> _EXERCISE TASK_: Determine how many lines in the data below contain "JSON" and write only that number.

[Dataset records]
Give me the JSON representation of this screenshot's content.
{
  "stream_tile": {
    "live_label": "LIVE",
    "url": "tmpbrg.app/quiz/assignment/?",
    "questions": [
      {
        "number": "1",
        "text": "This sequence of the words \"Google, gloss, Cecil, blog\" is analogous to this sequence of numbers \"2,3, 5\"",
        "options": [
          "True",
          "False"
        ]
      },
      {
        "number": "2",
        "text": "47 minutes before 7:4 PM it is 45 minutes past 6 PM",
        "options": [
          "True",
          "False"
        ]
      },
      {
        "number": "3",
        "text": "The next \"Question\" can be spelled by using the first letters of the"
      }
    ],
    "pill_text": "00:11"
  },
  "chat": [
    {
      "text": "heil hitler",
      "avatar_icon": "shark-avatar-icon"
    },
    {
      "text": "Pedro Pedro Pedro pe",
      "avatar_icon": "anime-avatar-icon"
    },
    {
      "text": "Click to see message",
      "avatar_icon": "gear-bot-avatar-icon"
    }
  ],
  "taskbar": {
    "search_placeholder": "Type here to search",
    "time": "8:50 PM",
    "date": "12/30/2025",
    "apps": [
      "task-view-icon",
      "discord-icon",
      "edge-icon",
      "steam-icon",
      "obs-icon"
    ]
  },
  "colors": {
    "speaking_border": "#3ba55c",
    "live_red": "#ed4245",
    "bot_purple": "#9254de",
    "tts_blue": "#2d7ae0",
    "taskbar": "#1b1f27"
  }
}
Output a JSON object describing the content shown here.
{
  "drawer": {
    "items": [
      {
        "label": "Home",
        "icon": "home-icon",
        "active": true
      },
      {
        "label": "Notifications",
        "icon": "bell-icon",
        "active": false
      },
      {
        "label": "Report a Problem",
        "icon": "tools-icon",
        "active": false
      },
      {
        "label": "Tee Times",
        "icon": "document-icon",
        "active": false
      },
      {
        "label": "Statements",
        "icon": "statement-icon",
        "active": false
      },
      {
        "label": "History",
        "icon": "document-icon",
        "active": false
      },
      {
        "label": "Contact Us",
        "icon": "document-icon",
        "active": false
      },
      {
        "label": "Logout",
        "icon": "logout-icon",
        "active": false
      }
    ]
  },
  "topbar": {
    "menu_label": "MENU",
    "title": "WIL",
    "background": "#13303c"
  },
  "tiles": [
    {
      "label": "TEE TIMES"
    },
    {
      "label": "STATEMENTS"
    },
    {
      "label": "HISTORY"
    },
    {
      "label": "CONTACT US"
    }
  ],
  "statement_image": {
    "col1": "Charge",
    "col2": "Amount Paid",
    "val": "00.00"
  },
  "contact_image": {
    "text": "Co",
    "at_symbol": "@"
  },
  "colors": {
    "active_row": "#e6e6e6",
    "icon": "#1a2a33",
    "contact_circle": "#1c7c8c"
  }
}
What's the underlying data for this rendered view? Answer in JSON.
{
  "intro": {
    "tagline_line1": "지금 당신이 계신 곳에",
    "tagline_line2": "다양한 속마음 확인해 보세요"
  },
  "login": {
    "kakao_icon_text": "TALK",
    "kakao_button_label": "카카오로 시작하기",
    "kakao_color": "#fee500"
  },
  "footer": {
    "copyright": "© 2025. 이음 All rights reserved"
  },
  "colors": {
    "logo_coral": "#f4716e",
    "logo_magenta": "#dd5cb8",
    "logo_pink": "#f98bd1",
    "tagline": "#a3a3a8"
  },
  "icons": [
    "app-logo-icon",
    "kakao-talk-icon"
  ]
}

> _RESPONSE FOR THIS EXERCISE_: 3